**Exercise**
Omit the pictures and return every entry exactly as written.

[Collected data entries]
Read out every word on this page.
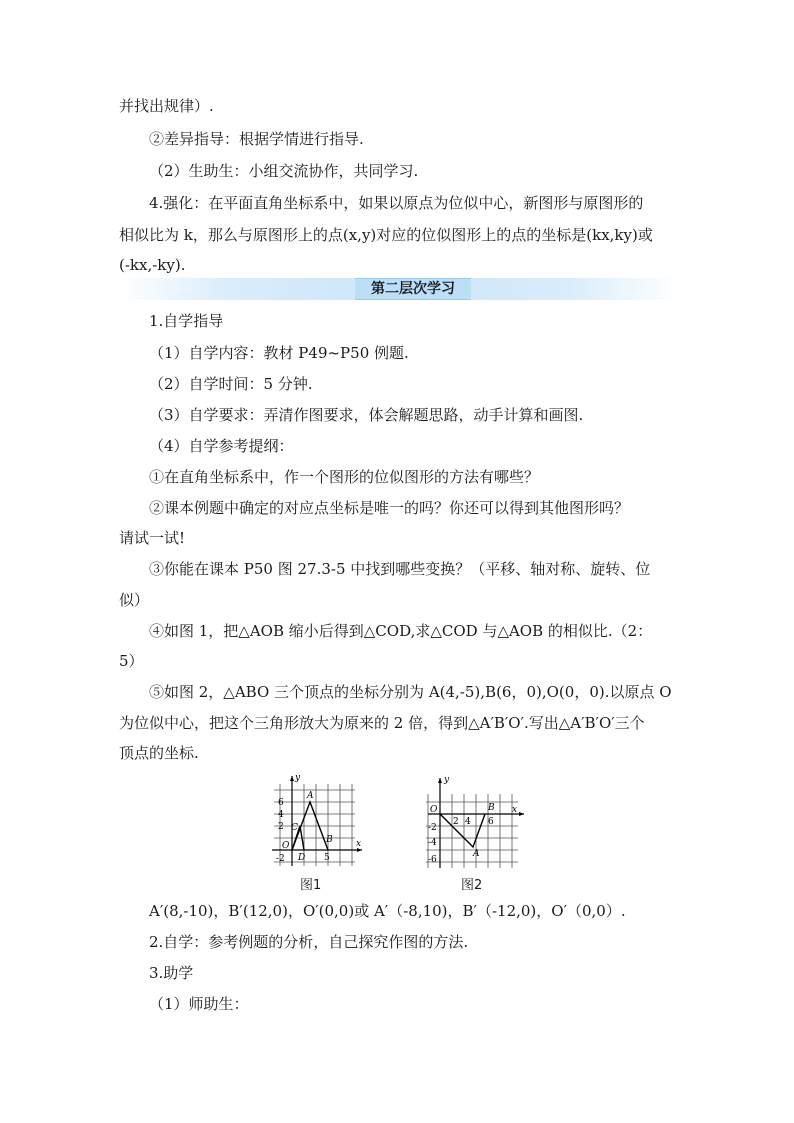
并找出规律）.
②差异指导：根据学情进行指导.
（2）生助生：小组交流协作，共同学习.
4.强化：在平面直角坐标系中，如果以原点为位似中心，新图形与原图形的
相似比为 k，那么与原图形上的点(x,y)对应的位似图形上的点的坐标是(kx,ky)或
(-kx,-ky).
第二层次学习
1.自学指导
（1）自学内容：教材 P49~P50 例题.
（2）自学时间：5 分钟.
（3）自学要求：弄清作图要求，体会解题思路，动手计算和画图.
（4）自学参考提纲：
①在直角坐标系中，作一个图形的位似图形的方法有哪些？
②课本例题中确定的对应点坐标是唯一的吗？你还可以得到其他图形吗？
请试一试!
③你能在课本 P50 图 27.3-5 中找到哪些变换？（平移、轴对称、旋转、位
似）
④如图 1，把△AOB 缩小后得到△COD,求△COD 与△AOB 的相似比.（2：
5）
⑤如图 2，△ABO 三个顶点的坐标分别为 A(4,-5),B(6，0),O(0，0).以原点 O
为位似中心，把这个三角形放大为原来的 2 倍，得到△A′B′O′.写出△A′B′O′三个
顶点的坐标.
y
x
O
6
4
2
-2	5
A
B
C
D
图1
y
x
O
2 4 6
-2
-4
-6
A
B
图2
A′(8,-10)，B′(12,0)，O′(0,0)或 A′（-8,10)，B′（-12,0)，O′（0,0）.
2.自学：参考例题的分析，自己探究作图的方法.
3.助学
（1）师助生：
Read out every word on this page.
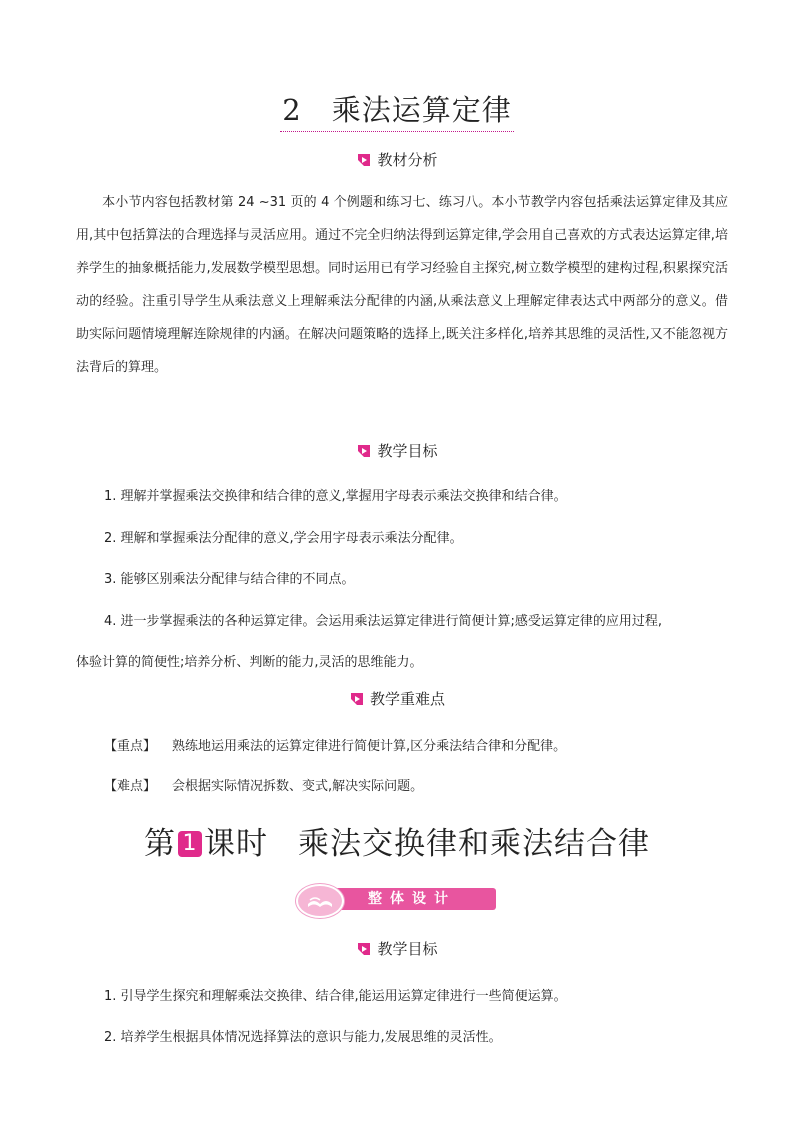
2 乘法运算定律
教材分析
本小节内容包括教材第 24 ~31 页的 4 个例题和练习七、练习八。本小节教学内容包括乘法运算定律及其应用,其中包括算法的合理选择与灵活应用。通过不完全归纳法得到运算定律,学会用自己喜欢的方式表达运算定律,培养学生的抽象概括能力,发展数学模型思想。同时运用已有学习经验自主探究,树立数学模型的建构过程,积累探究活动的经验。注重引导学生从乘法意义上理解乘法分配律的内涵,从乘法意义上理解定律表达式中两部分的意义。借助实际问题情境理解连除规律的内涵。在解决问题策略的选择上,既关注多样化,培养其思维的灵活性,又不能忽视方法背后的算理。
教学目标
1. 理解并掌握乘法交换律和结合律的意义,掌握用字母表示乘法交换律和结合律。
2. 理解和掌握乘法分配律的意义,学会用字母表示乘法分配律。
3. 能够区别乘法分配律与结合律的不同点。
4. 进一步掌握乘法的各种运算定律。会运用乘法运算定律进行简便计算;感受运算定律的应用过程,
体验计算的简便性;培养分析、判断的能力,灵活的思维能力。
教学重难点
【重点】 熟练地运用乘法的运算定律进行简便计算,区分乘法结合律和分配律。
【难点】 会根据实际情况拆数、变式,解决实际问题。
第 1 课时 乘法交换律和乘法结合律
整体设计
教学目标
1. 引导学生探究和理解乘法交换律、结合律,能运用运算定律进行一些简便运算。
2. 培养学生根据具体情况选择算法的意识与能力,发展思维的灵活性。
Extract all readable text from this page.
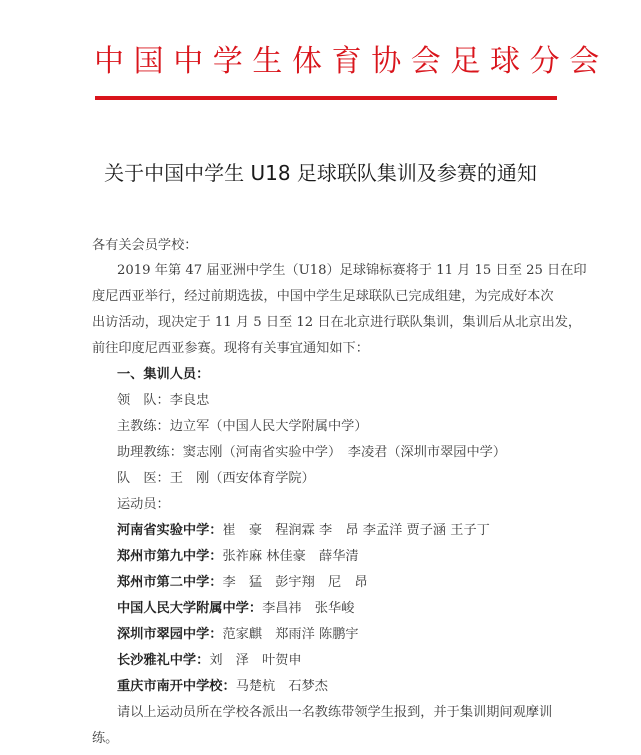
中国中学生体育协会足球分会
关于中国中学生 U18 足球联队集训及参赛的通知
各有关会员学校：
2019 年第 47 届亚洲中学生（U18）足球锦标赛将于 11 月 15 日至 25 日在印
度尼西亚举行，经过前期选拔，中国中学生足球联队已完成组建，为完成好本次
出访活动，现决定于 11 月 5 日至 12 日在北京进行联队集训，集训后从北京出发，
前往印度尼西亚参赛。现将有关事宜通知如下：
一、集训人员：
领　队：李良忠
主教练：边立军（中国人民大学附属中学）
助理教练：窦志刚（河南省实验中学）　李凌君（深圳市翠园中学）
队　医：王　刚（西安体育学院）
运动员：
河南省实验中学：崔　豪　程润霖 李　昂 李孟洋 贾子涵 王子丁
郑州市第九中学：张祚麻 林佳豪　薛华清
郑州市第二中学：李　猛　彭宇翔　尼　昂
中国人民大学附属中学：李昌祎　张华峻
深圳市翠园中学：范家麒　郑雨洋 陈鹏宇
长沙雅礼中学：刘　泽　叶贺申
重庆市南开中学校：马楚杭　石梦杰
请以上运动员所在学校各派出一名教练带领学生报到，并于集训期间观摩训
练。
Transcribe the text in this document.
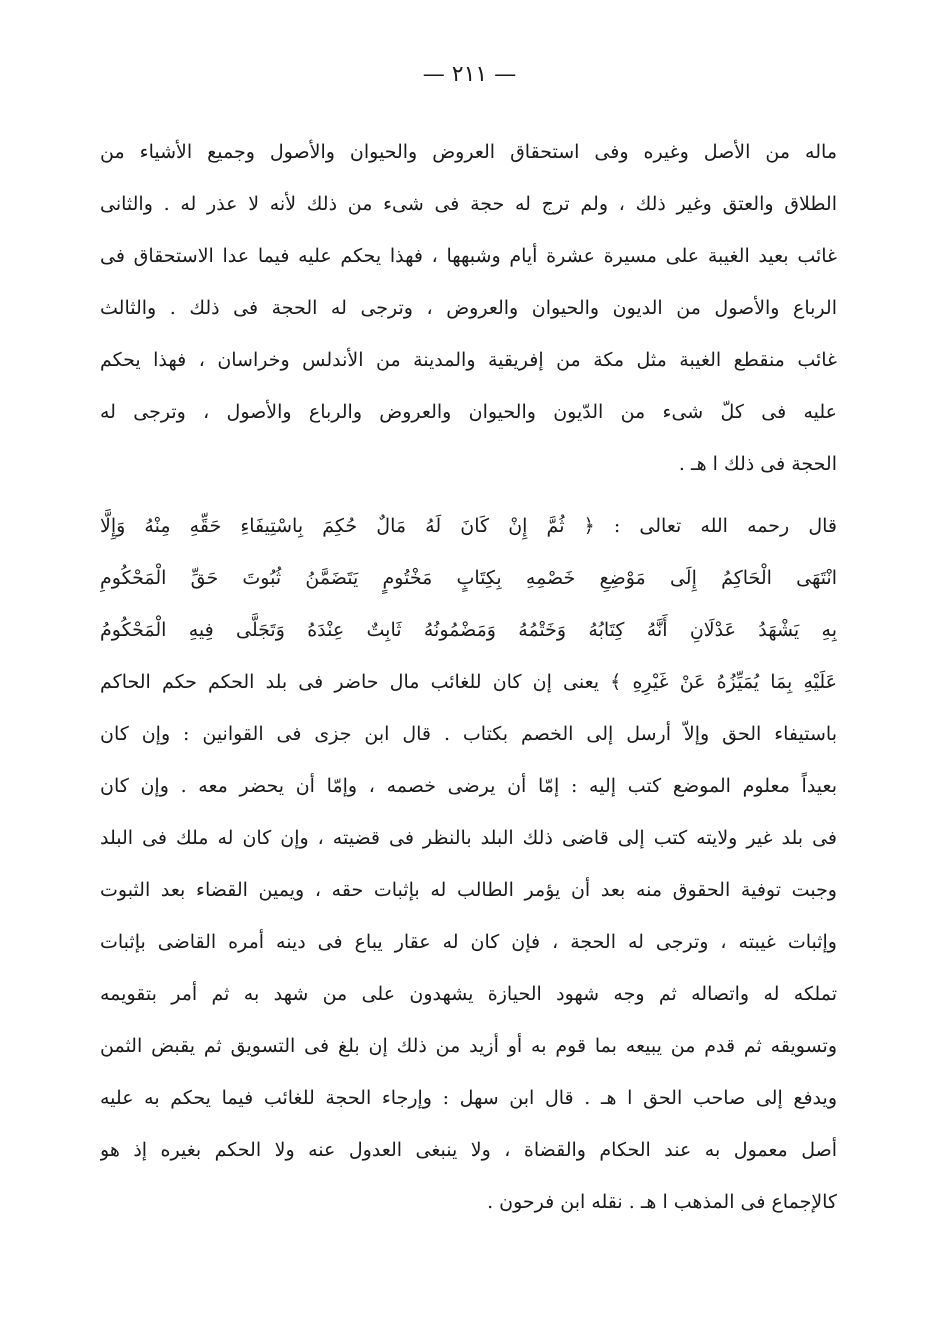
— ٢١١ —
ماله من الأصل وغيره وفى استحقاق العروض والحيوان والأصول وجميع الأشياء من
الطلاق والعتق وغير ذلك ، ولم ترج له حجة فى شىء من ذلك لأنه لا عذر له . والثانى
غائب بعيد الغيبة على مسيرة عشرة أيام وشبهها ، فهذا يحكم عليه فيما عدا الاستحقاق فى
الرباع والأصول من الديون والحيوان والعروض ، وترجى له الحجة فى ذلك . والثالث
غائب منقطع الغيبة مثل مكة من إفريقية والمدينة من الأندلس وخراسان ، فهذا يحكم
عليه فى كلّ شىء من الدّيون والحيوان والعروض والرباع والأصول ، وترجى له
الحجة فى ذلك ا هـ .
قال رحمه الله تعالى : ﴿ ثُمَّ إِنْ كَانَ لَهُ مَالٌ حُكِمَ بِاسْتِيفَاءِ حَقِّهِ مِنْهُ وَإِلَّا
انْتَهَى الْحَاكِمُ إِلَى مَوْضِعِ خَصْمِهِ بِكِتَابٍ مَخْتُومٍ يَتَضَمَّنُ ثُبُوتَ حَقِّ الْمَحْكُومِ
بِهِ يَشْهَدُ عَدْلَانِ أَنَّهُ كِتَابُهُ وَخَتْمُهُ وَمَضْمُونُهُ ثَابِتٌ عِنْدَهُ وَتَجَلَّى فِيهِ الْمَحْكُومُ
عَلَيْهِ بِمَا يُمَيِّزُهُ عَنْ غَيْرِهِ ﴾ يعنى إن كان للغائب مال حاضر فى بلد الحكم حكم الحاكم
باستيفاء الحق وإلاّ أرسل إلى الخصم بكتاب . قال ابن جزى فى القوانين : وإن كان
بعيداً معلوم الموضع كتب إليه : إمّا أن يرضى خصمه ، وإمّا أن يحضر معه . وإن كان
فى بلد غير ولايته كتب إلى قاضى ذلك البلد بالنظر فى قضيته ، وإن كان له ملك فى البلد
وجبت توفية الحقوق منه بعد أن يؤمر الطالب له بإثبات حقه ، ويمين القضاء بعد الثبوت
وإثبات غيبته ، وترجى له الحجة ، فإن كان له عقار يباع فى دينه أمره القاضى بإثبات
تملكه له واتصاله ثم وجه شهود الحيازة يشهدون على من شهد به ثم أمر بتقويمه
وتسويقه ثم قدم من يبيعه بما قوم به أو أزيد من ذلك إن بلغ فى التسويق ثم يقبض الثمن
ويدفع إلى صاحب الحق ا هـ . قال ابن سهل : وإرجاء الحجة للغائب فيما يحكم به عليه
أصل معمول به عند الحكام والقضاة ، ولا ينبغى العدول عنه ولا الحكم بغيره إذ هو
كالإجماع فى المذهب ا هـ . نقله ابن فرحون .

**Written response**
Read out every word on this page.
并找出规律）.
②差异指导：根据学情进行指导.
（2）生助生：小组交流协作，共同学习.
4.强化：在平面直角坐标系中，如果以原点为位似中心，新图形与原图形的
相似比为 k，那么与原图形上的点(x,y)对应的位似图形上的点的坐标是(kx,ky)或
(-kx,-ky).
第二层次学习
1.自学指导
（1）自学内容：教材 P49~P50 例题.
（2）自学时间：5 分钟.
（3）自学要求：弄清作图要求，体会解题思路，动手计算和画图.
（4）自学参考提纲：
①在直角坐标系中，作一个图形的位似图形的方法有哪些？
②课本例题中确定的对应点坐标是唯一的吗？你还可以得到其他图形吗？
请试一试!
③你能在课本 P50 图 27.3-5 中找到哪些变换？（平移、轴对称、旋转、位
似）
④如图 1，把△AOB 缩小后得到△COD,求△COD 与△AOB 的相似比.（2：
5）
⑤如图 2，△ABO 三个顶点的坐标分别为 A(4,-5),B(6，0),O(0，0).以原点 O
为位似中心，把这个三角形放大为原来的 2 倍，得到△A′B′O′.写出△A′B′O′三个
顶点的坐标.
y
x
O
6
4
2
-2	5
A
B
C
D
图1
y
x
O
2 4 6
-2
-4
-6
A
B
图2
A′(8,-10)，B′(12,0)，O′(0,0)或 A′（-8,10)，B′（-12,0)，O′（0,0）.
2.自学：参考例题的分析，自己探究作图的方法.
3.助学
（1）师助生：
Read out every word on this page.
2 乘法运算定律
教材分析
本小节内容包括教材第 24 ~31 页的 4 个例题和练习七、练习八。本小节教学内容包括乘法运算定律及其应用,其中包括算法的合理选择与灵活应用。通过不完全归纳法得到运算定律,学会用自己喜欢的方式表达运算定律,培养学生的抽象概括能力,发展数学模型思想。同时运用已有学习经验自主探究,树立数学模型的建构过程,积累探究活动的经验。注重引导学生从乘法意义上理解乘法分配律的内涵,从乘法意义上理解定律表达式中两部分的意义。借助实际问题情境理解连除规律的内涵。在解决问题策略的选择上,既关注多样化,培养其思维的灵活性,又不能忽视方法背后的算理。
教学目标
1. 理解并掌握乘法交换律和结合律的意义,掌握用字母表示乘法交换律和结合律。
2. 理解和掌握乘法分配律的意义,学会用字母表示乘法分配律。
3. 能够区别乘法分配律与结合律的不同点。
4. 进一步掌握乘法的各种运算定律。会运用乘法运算定律进行简便计算;感受运算定律的应用过程,
体验计算的简便性;培养分析、判断的能力,灵活的思维能力。
教学重难点
【重点】 熟练地运用乘法的运算定律进行简便计算,区分乘法结合律和分配律。
【难点】 会根据实际情况拆数、变式,解决实际问题。
第 1 课时 乘法交换律和乘法结合律
整体设计
教学目标
1. 引导学生探究和理解乘法交换律、结合律,能运用运算定律进行一些简便运算。
2. 培养学生根据具体情况选择算法的意识与能力,发展思维的灵活性。
Extract all readable text from this page.
中国中学生体育协会足球分会
关于中国中学生 U18 足球联队集训及参赛的通知
各有关会员学校：
2019 年第 47 届亚洲中学生（U18）足球锦标赛将于 11 月 15 日至 25 日在印
度尼西亚举行，经过前期选拔，中国中学生足球联队已完成组建，为完成好本次
出访活动，现决定于 11 月 5 日至 12 日在北京进行联队集训，集训后从北京出发，
前往印度尼西亚参赛。现将有关事宜通知如下：
一、集训人员：
领　队：李良忠
主教练：边立军（中国人民大学附属中学）
助理教练：窦志刚（河南省实验中学）　李凌君（深圳市翠园中学）
队　医：王　刚（西安体育学院）
运动员：
河南省实验中学：崔　豪　程润霖 李　昂 李孟洋 贾子涵 王子丁
郑州市第九中学：张祚麻 林佳豪　薛华清
郑州市第二中学：李　猛　彭宇翔　尼　昂
中国人民大学附属中学：李昌祎　张华峻
深圳市翠园中学：范家麒　郑雨洋 陈鹏宇
长沙雅礼中学：刘　泽　叶贺申
重庆市南开中学校：马楚杭　石梦杰
请以上运动员所在学校各派出一名教练带领学生报到，并于集训期间观摩训
练。
Transcribe the text in this document.
— ٢١١ —
ماله من الأصل وغيره وفى استحقاق العروض والحيوان والأصول وجميع الأشياء من
الطلاق والعتق وغير ذلك ، ولم ترج له حجة فى شىء من ذلك لأنه لا عذر له . والثانى
غائب بعيد الغيبة على مسيرة عشرة أيام وشبهها ، فهذا يحكم عليه فيما عدا الاستحقاق فى
الرباع والأصول من الديون والحيوان والعروض ، وترجى له الحجة فى ذلك . والثالث
غائب منقطع الغيبة مثل مكة من إفريقية والمدينة من الأندلس وخراسان ، فهذا يحكم
عليه فى كلّ شىء من الدّيون والحيوان والعروض والرباع والأصول ، وترجى له
الحجة فى ذلك ا هـ .
قال رحمه الله تعالى : ﴿ ثُمَّ إِنْ كَانَ لَهُ مَالٌ حُكِمَ بِاسْتِيفَاءِ حَقِّهِ مِنْهُ وَإِلَّا
انْتَهَى الْحَاكِمُ إِلَى مَوْضِعِ خَصْمِهِ بِكِتَابٍ مَخْتُومٍ يَتَضَمَّنُ ثُبُوتَ حَقِّ الْمَحْكُومِ
بِهِ يَشْهَدُ عَدْلَانِ أَنَّهُ كِتَابُهُ وَخَتْمُهُ وَمَضْمُونُهُ ثَابِتٌ عِنْدَهُ وَتَجَلَّى فِيهِ الْمَحْكُومُ
عَلَيْهِ بِمَا يُمَيِّزُهُ عَنْ غَيْرِهِ ﴾ يعنى إن كان للغائب مال حاضر فى بلد الحكم حكم الحاكم
باستيفاء الحق وإلاّ أرسل إلى الخصم بكتاب . قال ابن جزى فى القوانين : وإن كان
بعيداً معلوم الموضع كتب إليه : إمّا أن يرضى خصمه ، وإمّا أن يحضر معه . وإن كان
فى بلد غير ولايته كتب إلى قاضى ذلك البلد بالنظر فى قضيته ، وإن كان له ملك فى البلد
وجبت توفية الحقوق منه بعد أن يؤمر الطالب له بإثبات حقه ، ويمين القضاء بعد الثبوت
وإثبات غيبته ، وترجى له الحجة ، فإن كان له عقار يباع فى دينه أمره القاضى بإثبات
تملكه له واتصاله ثم وجه شهود الحيازة يشهدون على من شهد به ثم أمر بتقويمه
وتسويقه ثم قدم من يبيعه بما قوم به أو أزيد من ذلك إن بلغ فى التسويق ثم يقبض الثمن
ويدفع إلى صاحب الحق ا هـ . قال ابن سهل : وإرجاء الحجة للغائب فيما يحكم به عليه
أصل معمول به عند الحكام والقضاة ، ولا ينبغى العدول عنه ولا الحكم بغيره إذ هو
كالإجماع فى المذهب ا هـ . نقله ابن فرحون .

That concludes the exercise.